[TASK INSTRUCTIONS] Copy out the lines that include the word "ylabel".

[PROVIDED INFORMATION]
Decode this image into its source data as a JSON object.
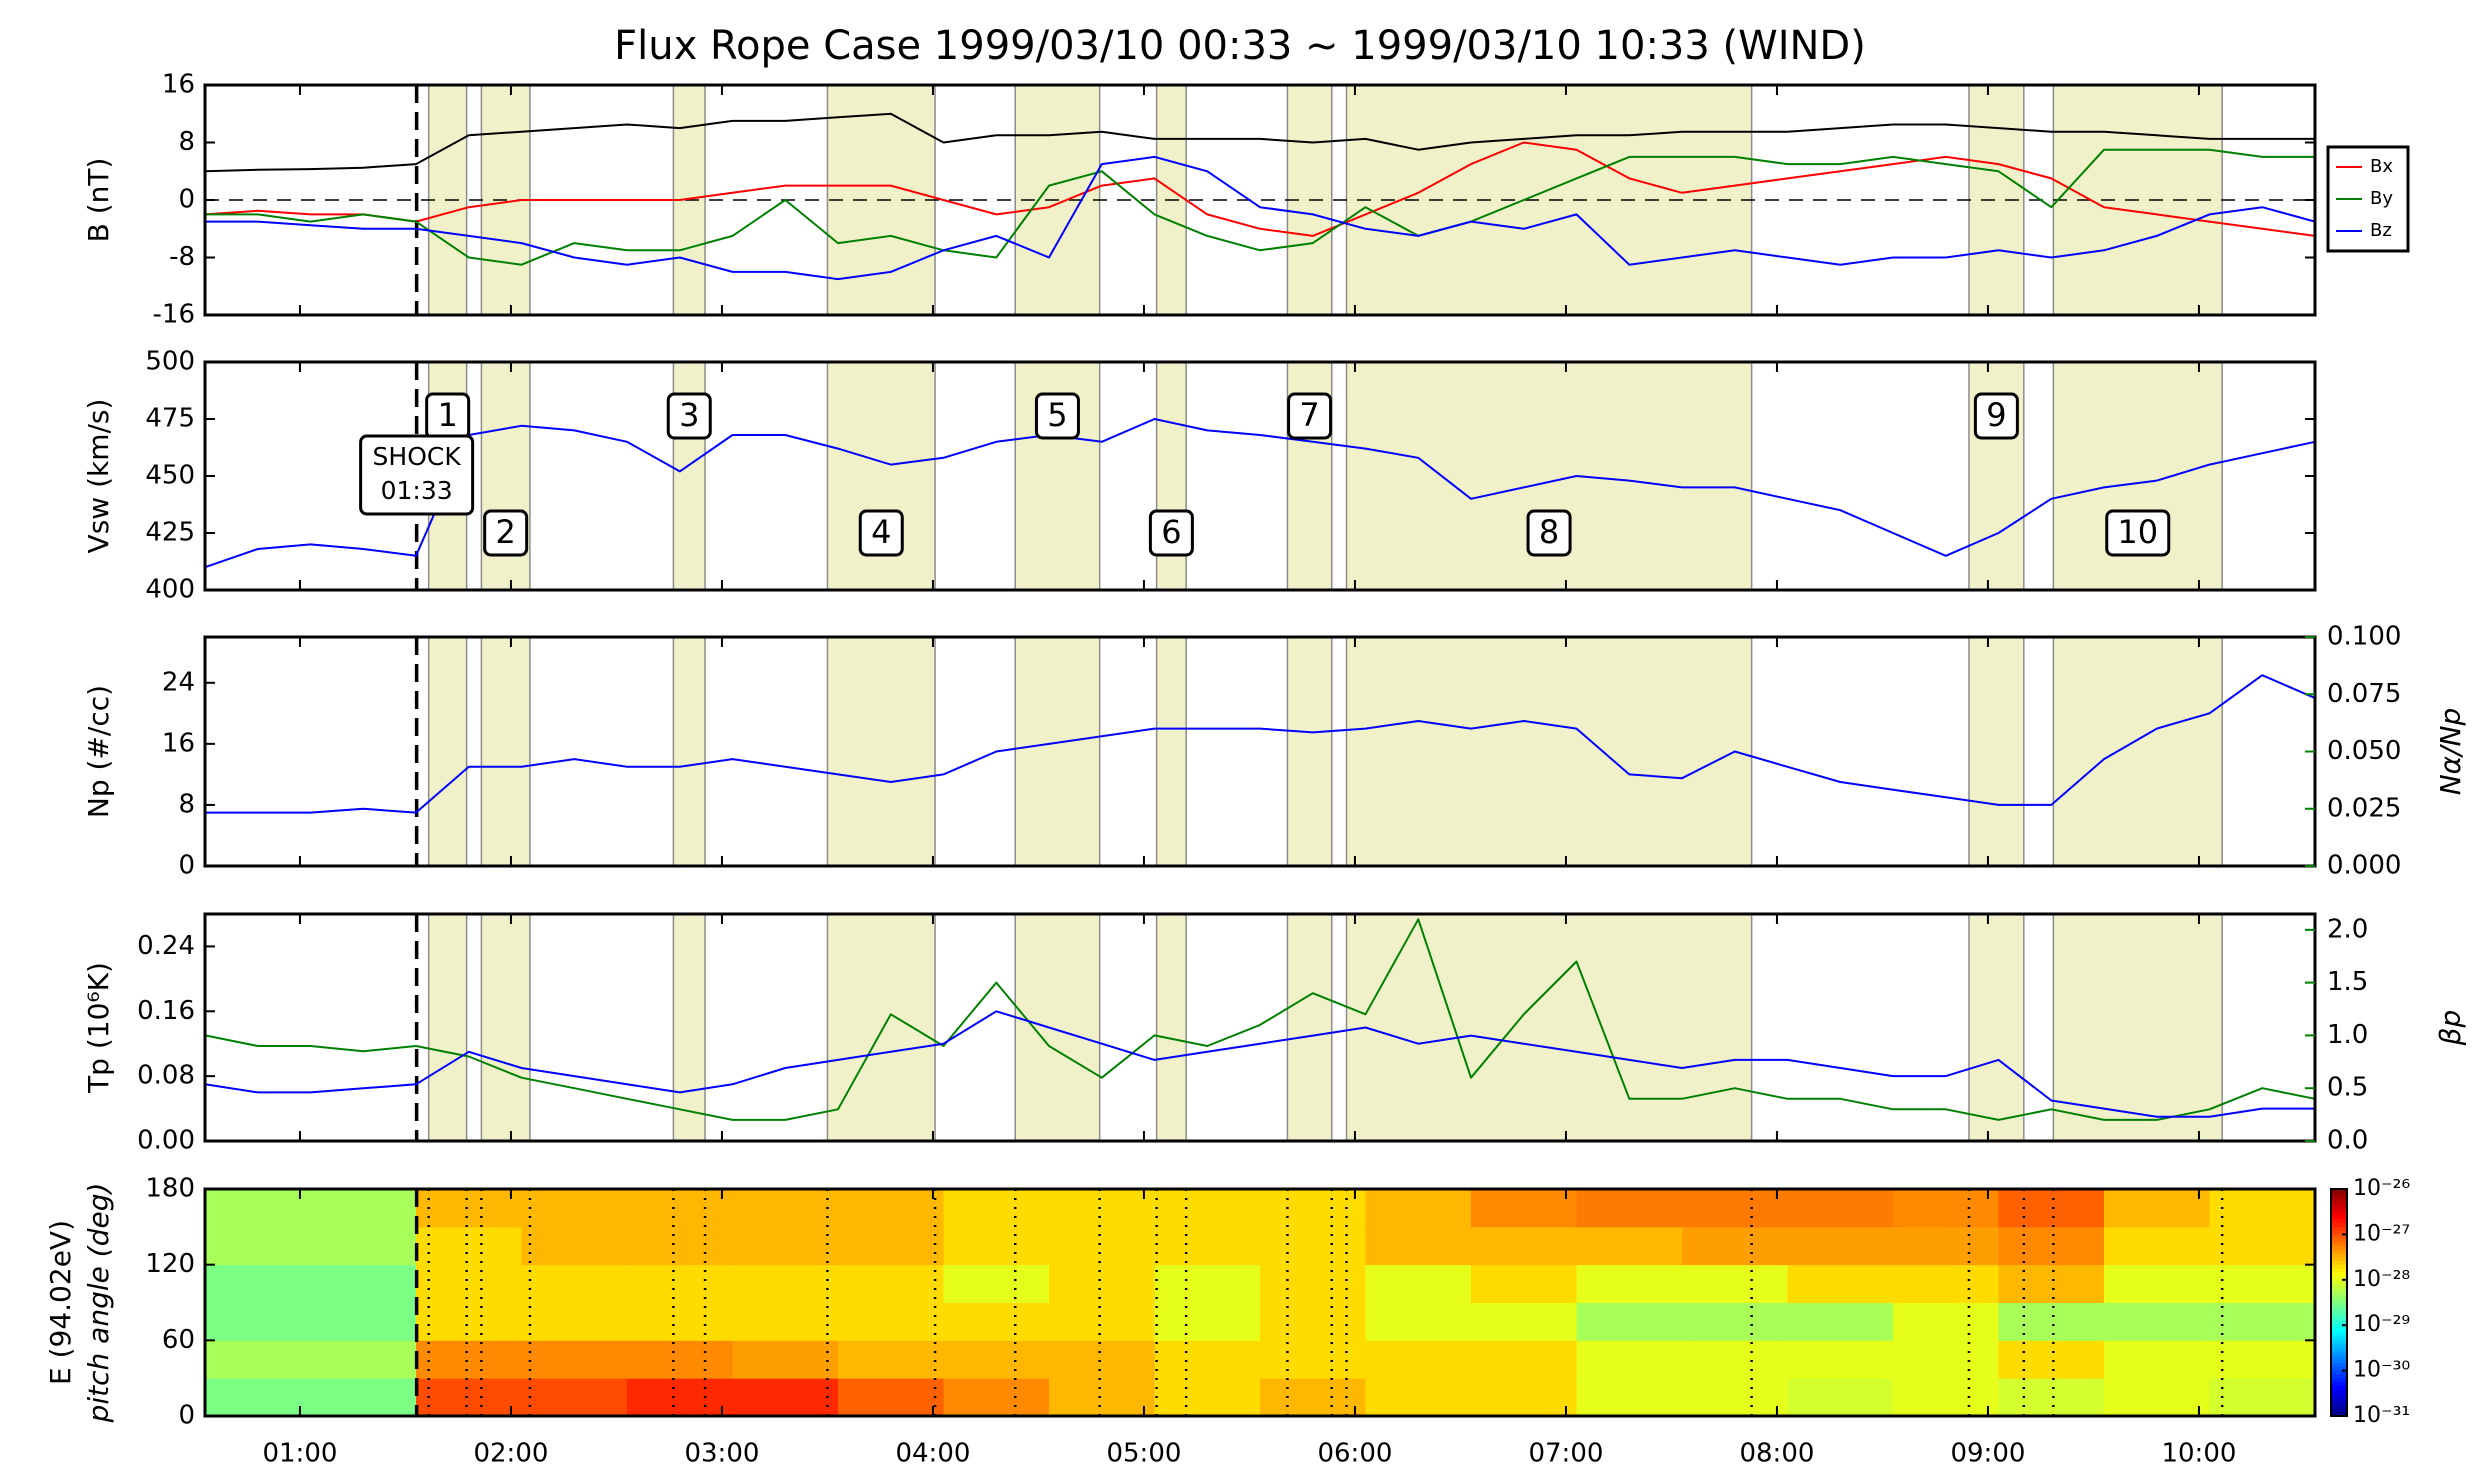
{
  "chart_data": [
    {
      "type": "line",
      "title": "Flux Rope Case 1999/03/10 00:33 ~ 1999/03/10 10:33 (WIND)",
      "ylabel": "B (nT)",
      "ylim": [
        -16,
        16
      ],
      "yticks": [
        -16,
        -8,
        0,
        8,
        16
      ],
      "zero_line": true,
      "legend": "right",
      "x": [
        0.55,
        0.8,
        1.05,
        1.3,
        1.55,
        1.8,
        2.05,
        2.3,
        2.55,
        2.8,
        3.05,
        3.3,
        3.55,
        3.8,
        4.05,
        4.3,
        4.55,
        4.8,
        5.05,
        5.3,
        5.55,
        5.8,
        6.05,
        6.3,
        6.55,
        6.8,
        7.05,
        7.3,
        7.55,
        7.8,
        8.05,
        8.3,
        8.55,
        8.8,
        9.05,
        9.3,
        9.55,
        9.8,
        10.05,
        10.3,
        10.55
      ],
      "series": [
        {
          "color": "#000000",
          "values": [
            4,
            4.2,
            4.3,
            4.5,
            5,
            9,
            9.5,
            10,
            10.5,
            10,
            11,
            11,
            11.5,
            12,
            8,
            9,
            9,
            9.5,
            8.5,
            8.5,
            8.5,
            8,
            8.5,
            7,
            8,
            8.5,
            9,
            9,
            9.5,
            9.5,
            9.5,
            10,
            10.5,
            10.5,
            10,
            9.5,
            9.5,
            9,
            8.5,
            8.5,
            8.5
          ]
        },
        {
          "name": "Bx",
          "color": "#ff0000",
          "values": [
            -2,
            -1.5,
            -2,
            -2,
            -3,
            -1,
            0,
            0,
            0,
            0,
            1,
            2,
            2,
            2,
            0,
            -2,
            -1,
            2,
            3,
            -2,
            -4,
            -5,
            -2,
            1,
            5,
            8,
            7,
            3,
            1,
            2,
            3,
            4,
            5,
            6,
            5,
            3,
            -1,
            -2,
            -3,
            -4,
            -5
          ]
        },
        {
          "name": "By",
          "color": "#008000",
          "values": [
            -2,
            -2,
            -3,
            -2,
            -3,
            -8,
            -9,
            -6,
            -7,
            -7,
            -5,
            0,
            -6,
            -5,
            -7,
            -8,
            2,
            4,
            -2,
            -5,
            -7,
            -6,
            -1,
            -5,
            -3,
            0,
            3,
            6,
            6,
            6,
            5,
            5,
            6,
            5,
            4,
            -1,
            7,
            7,
            7,
            6,
            6
          ]
        },
        {
          "name": "Bz",
          "color": "#0000ff",
          "values": [
            -3,
            -3,
            -3.5,
            -4,
            -4,
            -5,
            -6,
            -8,
            -9,
            -8,
            -10,
            -10,
            -11,
            -10,
            -7,
            -5,
            -8,
            5,
            6,
            4,
            -1,
            -2,
            -4,
            -5,
            -3,
            -4,
            -2,
            -9,
            -8,
            -7,
            -8,
            -9,
            -8,
            -8,
            -7,
            -8,
            -7,
            -5,
            -2,
            -1,
            -3
          ]
        }
      ]
    },
    {
      "type": "line",
      "ylabel": "Vsw (km/s)",
      "ylim": [
        400,
        500
      ],
      "yticks": [
        400,
        425,
        450,
        475,
        500
      ],
      "x": [
        0.55,
        0.8,
        1.05,
        1.3,
        1.55,
        1.8,
        2.05,
        2.3,
        2.55,
        2.8,
        3.05,
        3.3,
        3.55,
        3.8,
        4.05,
        4.3,
        4.55,
        4.8,
        5.05,
        5.3,
        5.55,
        5.8,
        6.05,
        6.3,
        6.55,
        6.8,
        7.05,
        7.3,
        7.55,
        7.8,
        8.05,
        8.3,
        8.55,
        8.8,
        9.05,
        9.3,
        9.55,
        9.8,
        10.05,
        10.3,
        10.55
      ],
      "series": [
        {
          "color": "#0000ff",
          "values": [
            410,
            418,
            420,
            418,
            415,
            468,
            472,
            470,
            465,
            452,
            468,
            468,
            462,
            455,
            458,
            465,
            468,
            465,
            475,
            470,
            468,
            465,
            462,
            458,
            440,
            445,
            450,
            448,
            445,
            445,
            440,
            435,
            425,
            415,
            425,
            440,
            445,
            448,
            455,
            460,
            465
          ]
        }
      ],
      "shock": {
        "x": 1.553,
        "label": [
          "SHOCK",
          "01:33"
        ]
      },
      "intervals": [
        {
          "label": "1",
          "start": 1.61,
          "end": 1.79
        },
        {
          "label": "2",
          "start": 1.86,
          "end": 2.09
        },
        {
          "label": "3",
          "start": 2.77,
          "end": 2.92
        },
        {
          "label": "4",
          "start": 3.5,
          "end": 4.01
        },
        {
          "label": "5",
          "start": 4.39,
          "end": 4.79
        },
        {
          "label": "6",
          "start": 5.06,
          "end": 5.2
        },
        {
          "label": "7",
          "start": 5.68,
          "end": 5.89
        },
        {
          "label": "8",
          "start": 5.96,
          "end": 7.88
        },
        {
          "label": "9",
          "start": 8.91,
          "end": 9.17
        },
        {
          "label": "10",
          "start": 9.31,
          "end": 10.11
        }
      ]
    },
    {
      "type": "line",
      "ylabel": "Np (#/cc)",
      "ylim": [
        0,
        30
      ],
      "yticks": [
        0,
        8,
        16,
        24
      ],
      "y2label": "Nα/Np",
      "y2color": "#008000",
      "y2lim": [
        0,
        0.1
      ],
      "y2ticks": [
        {
          "value": 0,
          "label": "0.000"
        },
        {
          "value": 0.025,
          "label": "0.025"
        },
        {
          "value": 0.05,
          "label": "0.050"
        },
        {
          "value": 0.075,
          "label": "0.075"
        },
        {
          "value": 0.1,
          "label": "0.100"
        }
      ],
      "x": [
        0.55,
        0.8,
        1.05,
        1.3,
        1.55,
        1.8,
        2.05,
        2.3,
        2.55,
        2.8,
        3.05,
        3.3,
        3.55,
        3.8,
        4.05,
        4.3,
        4.55,
        4.8,
        5.05,
        5.3,
        5.55,
        5.8,
        6.05,
        6.3,
        6.55,
        6.8,
        7.05,
        7.3,
        7.55,
        7.8,
        8.05,
        8.3,
        8.55,
        8.8,
        9.05,
        9.3,
        9.55,
        9.8,
        10.05,
        10.3,
        10.55
      ],
      "series": [
        {
          "color": "#0000ff",
          "values": [
            7,
            7,
            7,
            7.5,
            7,
            13,
            13,
            14,
            13,
            13,
            14,
            13,
            12,
            11,
            12,
            15,
            16,
            17,
            18,
            18,
            18,
            17.5,
            18,
            19,
            18,
            19,
            18,
            12,
            11.5,
            15,
            13,
            11,
            10,
            9,
            8,
            8,
            14,
            18,
            20,
            25,
            22
          ]
        }
      ]
    },
    {
      "type": "line",
      "ylabel": "Tp (10⁶K)",
      "ylim": [
        0,
        0.28
      ],
      "yticks": [
        {
          "value": 0,
          "label": "0.00"
        },
        {
          "value": 0.08,
          "label": "0.08"
        },
        {
          "value": 0.16,
          "label": "0.16"
        },
        {
          "value": 0.24,
          "label": "0.24"
        }
      ],
      "y2label": "βp",
      "y2color": "#008000",
      "y2lim": [
        0,
        2.15
      ],
      "y2ticks": [
        {
          "value": 0,
          "label": "0.0"
        },
        0.5,
        {
          "value": 1,
          "label": "1.0"
        },
        1.5,
        {
          "value": 2,
          "label": "2.0"
        }
      ],
      "x": [
        0.55,
        0.8,
        1.05,
        1.3,
        1.55,
        1.8,
        2.05,
        2.3,
        2.55,
        2.8,
        3.05,
        3.3,
        3.55,
        3.8,
        4.05,
        4.3,
        4.55,
        4.8,
        5.05,
        5.3,
        5.55,
        5.8,
        6.05,
        6.3,
        6.55,
        6.8,
        7.05,
        7.3,
        7.55,
        7.8,
        8.05,
        8.3,
        8.55,
        8.8,
        9.05,
        9.3,
        9.55,
        9.8,
        10.05,
        10.3,
        10.55
      ],
      "series": [
        {
          "color": "#008000",
          "axis": "y2",
          "values": [
            1.0,
            0.9,
            0.9,
            0.85,
            0.9,
            0.8,
            0.6,
            0.5,
            0.4,
            0.3,
            0.2,
            0.2,
            0.3,
            1.2,
            0.9,
            1.5,
            0.9,
            0.6,
            1.0,
            0.9,
            1.1,
            1.4,
            1.2,
            2.1,
            0.6,
            1.2,
            1.7,
            0.4,
            0.4,
            0.5,
            0.4,
            0.4,
            0.3,
            0.3,
            0.2,
            0.3,
            0.2,
            0.2,
            0.3,
            0.5,
            0.4
          ]
        },
        {
          "color": "#0000ff",
          "values": [
            0.07,
            0.06,
            0.06,
            0.065,
            0.07,
            0.11,
            0.09,
            0.08,
            0.07,
            0.06,
            0.07,
            0.09,
            0.1,
            0.11,
            0.12,
            0.16,
            0.14,
            0.12,
            0.1,
            0.11,
            0.12,
            0.13,
            0.14,
            0.12,
            0.13,
            0.12,
            0.11,
            0.1,
            0.09,
            0.1,
            0.1,
            0.09,
            0.08,
            0.08,
            0.1,
            0.05,
            0.04,
            0.03,
            0.03,
            0.04,
            0.04
          ]
        }
      ]
    },
    {
      "type": "heatmap",
      "ylabel": [
        "E (94.02eV)",
        "pitch angle (deg)"
      ],
      "ylim": [
        0,
        180
      ],
      "yticks": [
        0,
        60,
        120,
        180
      ],
      "xlim": [
        0.55,
        10.55
      ],
      "xticks": [
        {
          "value": 1,
          "label": "01:00"
        },
        {
          "value": 2,
          "label": "02:00"
        },
        {
          "value": 3,
          "label": "03:00"
        },
        {
          "value": 4,
          "label": "04:00"
        },
        {
          "value": 5,
          "label": "05:00"
        },
        {
          "value": 6,
          "label": "06:00"
        },
        {
          "value": 7,
          "label": "07:00"
        },
        {
          "value": 8,
          "label": "08:00"
        },
        {
          "value": 9,
          "label": "09:00"
        },
        {
          "value": 10,
          "label": "10:00"
        }
      ],
      "x_bins": [
        0.55,
        1.05,
        1.55,
        2.05,
        2.55,
        3.05,
        3.55,
        4.05,
        4.55,
        5.05,
        5.55,
        6.05,
        6.55,
        7.05,
        7.55,
        8.05,
        8.55,
        9.05,
        9.55,
        10.05,
        10.55
      ],
      "y_bins": [
        0,
        30,
        60,
        90,
        120,
        150,
        180
      ],
      "z": [
        [
          3e-29,
          3e-29,
          1e-27,
          1e-27,
          1.5e-27,
          1.5e-27,
          8e-28,
          5e-28,
          3e-28,
          2e-28,
          3e-28,
          2e-28,
          2e-28,
          1e-28,
          1e-28,
          8e-29,
          1e-28,
          8e-29,
          1e-28,
          8e-29
        ],
        [
          5e-29,
          5e-29,
          5e-28,
          5e-28,
          5e-28,
          4e-28,
          3e-28,
          3e-28,
          3e-28,
          2e-28,
          2e-28,
          2e-28,
          2e-28,
          1e-28,
          1e-28,
          1e-28,
          1e-28,
          2e-28,
          1e-28,
          1e-28
        ],
        [
          3e-29,
          3e-29,
          2e-28,
          2e-28,
          2e-28,
          2e-28,
          2e-28,
          2e-28,
          2e-28,
          1e-28,
          2e-28,
          1e-28,
          1e-28,
          5e-29,
          5e-29,
          5e-29,
          1e-28,
          5e-29,
          5e-29,
          5e-29
        ],
        [
          3e-29,
          3e-29,
          2e-28,
          2e-28,
          2e-28,
          2e-28,
          2e-28,
          1e-28,
          2e-28,
          1e-28,
          2e-28,
          1e-28,
          2e-28,
          1e-28,
          1e-28,
          2e-28,
          2e-28,
          3e-28,
          1e-28,
          1e-28
        ],
        [
          5e-29,
          5e-29,
          2e-28,
          3e-28,
          3e-28,
          3e-28,
          3e-28,
          2e-28,
          2e-28,
          2e-28,
          2e-28,
          3e-28,
          3e-28,
          3e-28,
          4e-28,
          4e-28,
          4e-28,
          5e-28,
          2e-28,
          2e-28
        ],
        [
          5e-29,
          5e-29,
          3e-28,
          3e-28,
          3e-28,
          3e-28,
          3e-28,
          2e-28,
          2e-28,
          2e-28,
          2e-28,
          3e-28,
          5e-28,
          6e-28,
          6e-28,
          6e-28,
          5e-28,
          8e-28,
          3e-28,
          2e-28
        ]
      ],
      "clim": [
        1e-31,
        1e-26
      ],
      "clog": true,
      "cticks": [
        {
          "value": 1e-26,
          "label": "10⁻²⁶"
        },
        {
          "value": 1e-27,
          "label": "10⁻²⁷"
        },
        {
          "value": 1e-28,
          "label": "10⁻²⁸"
        },
        {
          "value": 1e-29,
          "label": "10⁻²⁹"
        },
        {
          "value": 1e-30,
          "label": "10⁻³⁰"
        },
        {
          "value": 1e-31,
          "label": "10⁻³¹"
        }
      ]
    }
  ]
}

[RESULT FOR THIS EXERCISE]
      "ylabel": "B (nT)",
      "ylabel": "Vsw (km/s)",
      "ylabel": "Np (#/cc)",
      "ylabel": "Tp (10⁶K)",
      "ylabel": [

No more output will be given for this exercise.